Listed entries:
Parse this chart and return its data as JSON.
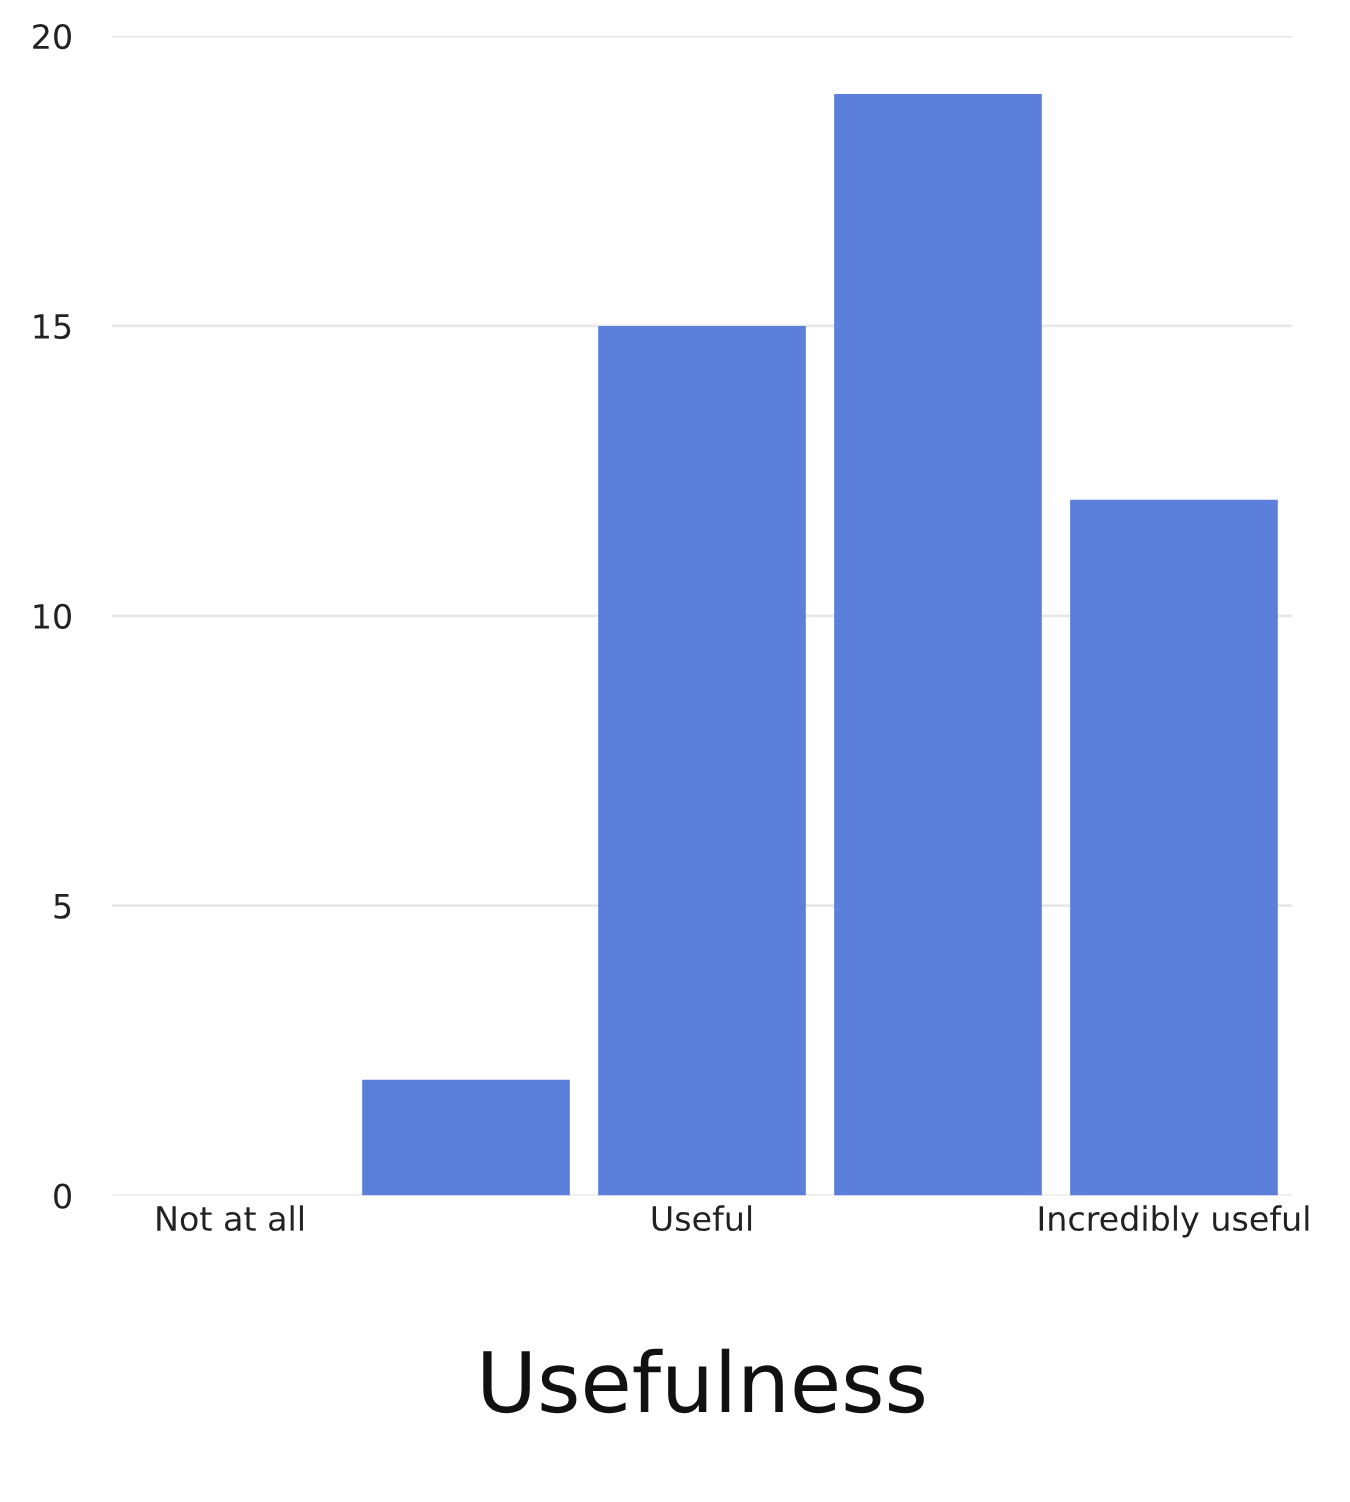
{
  "chart_data": {
    "type": "bar",
    "xlabel": "Usefulness",
    "categories": [
      "Not at all",
      null,
      "Useful",
      null,
      "Incredibly useful"
    ],
    "values": [
      0,
      2,
      15,
      19,
      12
    ],
    "color": "#5b7fdb",
    "ylim": [
      0,
      20
    ],
    "yticks": [
      0,
      5,
      10,
      15,
      20
    ],
    "grid": "y"
  }
}
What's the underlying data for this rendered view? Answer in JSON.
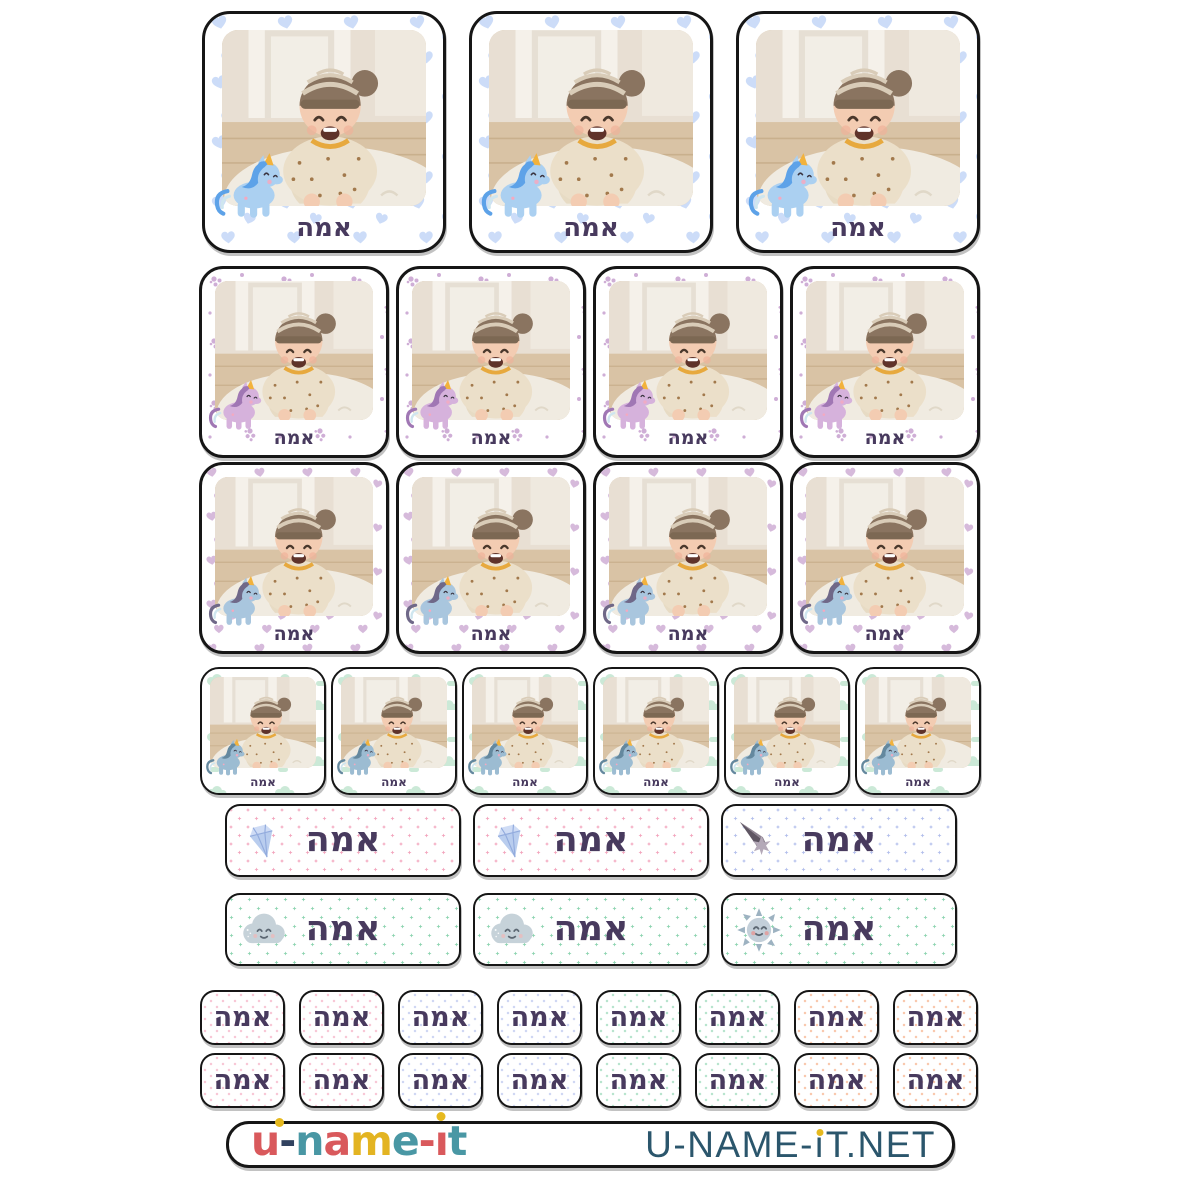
{
  "name_text": "אמה",
  "name_color": "#483a5e",
  "photo_subject": "laughing baby in striped beanie lying on fluffy rug",
  "pattern_colors": {
    "hearts-blue": "#ccdcf8",
    "dotclusters-mauve": "#cfaed6",
    "hearts-mauve": "#d6badb",
    "clouds-mint": "#cbe9d7",
    "dots-pink": "#f3a6be",
    "dots-lavender": "#b3bfec",
    "dots-mint": "#8ed4b1",
    "dots-orange": "#f6a87d"
  },
  "rows": [
    {
      "id": "photo-row-large",
      "kind": "photo",
      "size": "lg",
      "count": 3,
      "pattern": "hearts-blue",
      "unicorn": {
        "body": "#abd0f1",
        "mane": "#5da2e8",
        "horn": "#f2b23c"
      }
    },
    {
      "id": "photo-row-medium-dots",
      "kind": "photo",
      "size": "md",
      "count": 4,
      "pattern": "dotclusters-mauve",
      "unicorn": {
        "body": "#d6b2dc",
        "mane": "#a077b4",
        "horn": "#f2b23c"
      }
    },
    {
      "id": "photo-row-medium-hearts",
      "kind": "photo",
      "size": "md",
      "count": 4,
      "pattern": "hearts-mauve",
      "unicorn": {
        "body": "#a9c6de",
        "mane": "#6f6888",
        "horn": "#f2b23c"
      }
    },
    {
      "id": "photo-row-small",
      "kind": "photo",
      "size": "sm",
      "count": 6,
      "pattern": "clouds-mint",
      "unicorn": {
        "body": "#9cbcd2",
        "mane": "#64889e",
        "horn": "#f2b23c"
      }
    },
    {
      "id": "label-row-pink",
      "kind": "label",
      "size": "lg",
      "items": [
        {
          "icon": "diamond",
          "pattern": "dots-pink-lg"
        },
        {
          "icon": "diamond",
          "pattern": "dots-pink-lg"
        },
        {
          "icon": "comet",
          "pattern": "dots-lavender-lg"
        }
      ]
    },
    {
      "id": "label-row-mint",
      "kind": "label",
      "size": "lg",
      "items": [
        {
          "icon": "cloud",
          "pattern": "dots-mint-lg"
        },
        {
          "icon": "cloud",
          "pattern": "dots-mint-lg"
        },
        {
          "icon": "sun",
          "pattern": "dots-mint-lg"
        }
      ]
    },
    {
      "id": "mini-label-row-1",
      "kind": "label",
      "size": "sm",
      "items": [
        {
          "pattern": "dots-pink-sm"
        },
        {
          "pattern": "dots-pink-sm"
        },
        {
          "pattern": "dots-lavender-sm"
        },
        {
          "pattern": "dots-lavender-sm"
        },
        {
          "pattern": "dots-mint-sm"
        },
        {
          "pattern": "dots-mint-sm"
        },
        {
          "pattern": "dots-orange-sm"
        },
        {
          "pattern": "dots-orange-sm"
        }
      ]
    },
    {
      "id": "mini-label-row-2",
      "kind": "label",
      "size": "sm",
      "items": [
        {
          "pattern": "dots-pink-sm"
        },
        {
          "pattern": "dots-pink-sm"
        },
        {
          "pattern": "dots-lavender-sm"
        },
        {
          "pattern": "dots-lavender-sm"
        },
        {
          "pattern": "dots-mint-sm"
        },
        {
          "pattern": "dots-mint-sm"
        },
        {
          "pattern": "dots-orange-sm"
        },
        {
          "pattern": "dots-orange-sm"
        }
      ]
    }
  ],
  "footer": {
    "logo_text": "u-name-it",
    "dot_color": "#e6b91e",
    "logo_letters": [
      {
        "t": "u",
        "c": "#d9595c",
        "dot": "right"
      },
      {
        "t": "-",
        "c": "#31425f"
      },
      {
        "t": "n",
        "c": "#4997a4"
      },
      {
        "t": "a",
        "c": "#d9595c"
      },
      {
        "t": "m",
        "c": "#e3b422"
      },
      {
        "t": "e",
        "c": "#4997a4"
      },
      {
        "t": "-",
        "c": "#d9595c"
      },
      {
        "t": "ı",
        "c": "#d9595c",
        "dot": "top"
      },
      {
        "t": "t",
        "c": "#4997a4"
      }
    ],
    "website": {
      "text": "U-NAME-iT.NET",
      "pre": "U-NAME-",
      "i_char": "ı",
      "post": "T.NET",
      "color": "#2b566c",
      "i_dot_color": "#e6b91e"
    }
  }
}
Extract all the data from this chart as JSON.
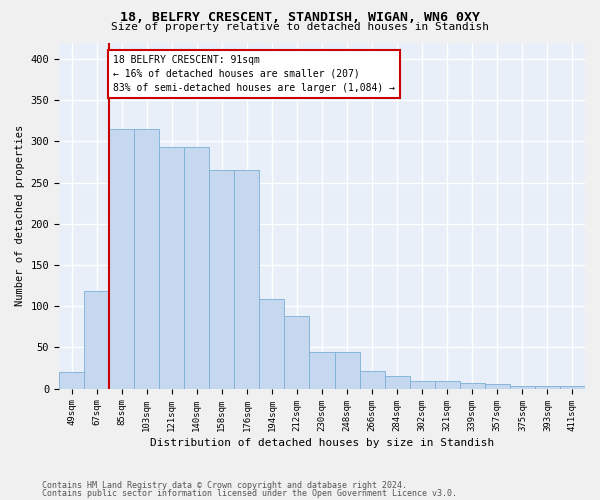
{
  "title1": "18, BELFRY CRESCENT, STANDISH, WIGAN, WN6 0XY",
  "title2": "Size of property relative to detached houses in Standish",
  "xlabel": "Distribution of detached houses by size in Standish",
  "ylabel": "Number of detached properties",
  "footer1": "Contains HM Land Registry data © Crown copyright and database right 2024.",
  "footer2": "Contains public sector information licensed under the Open Government Licence v3.0.",
  "bar_labels": [
    "49sqm",
    "67sqm",
    "85sqm",
    "103sqm",
    "121sqm",
    "140sqm",
    "158sqm",
    "176sqm",
    "194sqm",
    "212sqm",
    "230sqm",
    "248sqm",
    "266sqm",
    "284sqm",
    "302sqm",
    "321sqm",
    "339sqm",
    "357sqm",
    "375sqm",
    "393sqm",
    "411sqm"
  ],
  "bar_values": [
    20,
    119,
    315,
    315,
    293,
    293,
    265,
    265,
    109,
    88,
    44,
    44,
    21,
    15,
    9,
    9,
    7,
    5,
    3,
    3,
    3
  ],
  "bar_color": "#c5d8f0",
  "bar_edge_color": "#7bafd4",
  "bg_color": "#e8eff9",
  "grid_color": "#ffffff",
  "red_line_color": "#cc0000",
  "annotation_line1": "18 BELFRY CRESCENT: 91sqm",
  "annotation_line2": "← 16% of detached houses are smaller (207)",
  "annotation_line3": "83% of semi-detached houses are larger (1,084) →",
  "ylim": [
    0,
    420
  ],
  "yticks": [
    0,
    50,
    100,
    150,
    200,
    250,
    300,
    350,
    400
  ],
  "fig_bg": "#f0f0f0"
}
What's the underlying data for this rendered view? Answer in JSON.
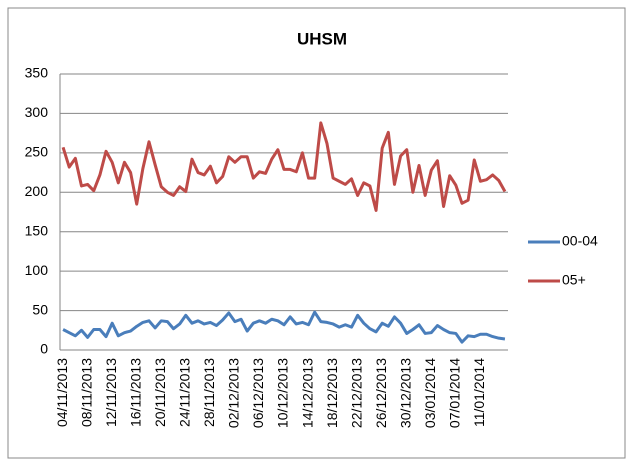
{
  "chart_data": {
    "type": "line",
    "title": "UHSM",
    "categories": [
      "04/11/2013",
      null,
      null,
      null,
      "08/11/2013",
      null,
      null,
      null,
      "12/11/2013",
      null,
      null,
      null,
      "16/11/2013",
      null,
      null,
      null,
      "20/11/2013",
      null,
      null,
      null,
      "24/11/2013",
      null,
      null,
      null,
      "28/11/2013",
      null,
      null,
      null,
      "02/12/2013",
      null,
      null,
      null,
      "06/12/2013",
      null,
      null,
      null,
      "10/12/2013",
      null,
      null,
      null,
      "14/12/2013",
      null,
      null,
      null,
      "18/12/2013",
      null,
      null,
      null,
      "22/12/2013",
      null,
      null,
      null,
      "26/12/2013",
      null,
      null,
      null,
      "30/12/2013",
      null,
      null,
      null,
      "03/01/2014",
      null,
      null,
      null,
      "07/01/2014",
      null,
      null,
      null,
      "11/01/2014",
      null,
      null,
      null,
      null
    ],
    "series": [
      {
        "name": "00-04",
        "color": "#4a7ebb",
        "values": [
          26,
          22,
          18,
          25,
          16,
          26,
          26,
          17,
          34,
          18,
          22,
          24,
          30,
          35,
          37,
          28,
          37,
          36,
          27,
          33,
          44,
          34,
          37,
          33,
          35,
          31,
          38,
          47,
          36,
          39,
          24,
          34,
          37,
          34,
          39,
          37,
          32,
          42,
          33,
          35,
          32,
          48,
          36,
          35,
          33,
          29,
          32,
          29,
          44,
          34,
          27,
          23,
          34,
          30,
          42,
          34,
          21,
          26,
          32,
          21,
          22,
          31,
          26,
          22,
          21,
          10,
          18,
          17,
          20,
          20,
          17,
          15,
          14
        ]
      },
      {
        "name": "05+",
        "color": "#be4b48",
        "values": [
          257,
          232,
          243,
          208,
          210,
          202,
          222,
          252,
          238,
          212,
          238,
          225,
          185,
          230,
          264,
          235,
          207,
          200,
          196,
          207,
          201,
          242,
          225,
          222,
          233,
          212,
          220,
          245,
          238,
          245,
          245,
          218,
          226,
          224,
          242,
          254,
          229,
          229,
          226,
          250,
          218,
          218,
          288,
          262,
          218,
          214,
          210,
          217,
          196,
          212,
          208,
          177,
          256,
          276,
          210,
          246,
          254,
          200,
          234,
          196,
          228,
          240,
          182,
          221,
          209,
          186,
          190,
          241,
          214,
          216,
          222,
          215,
          201
        ]
      }
    ],
    "ylim": [
      0,
      350
    ],
    "yticks": [
      0,
      50,
      100,
      150,
      200,
      250,
      300,
      350
    ],
    "grid": true,
    "legend": "right"
  }
}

Work instructions: Make a copy of each line that contains the string "CRESCENT".

In response:
  "title1": "18, BELFRY CRESCENT, STANDISH, WIGAN, WN6 0XY",
  "annotation_line1": "18 BELFRY CRESCENT: 91sqm",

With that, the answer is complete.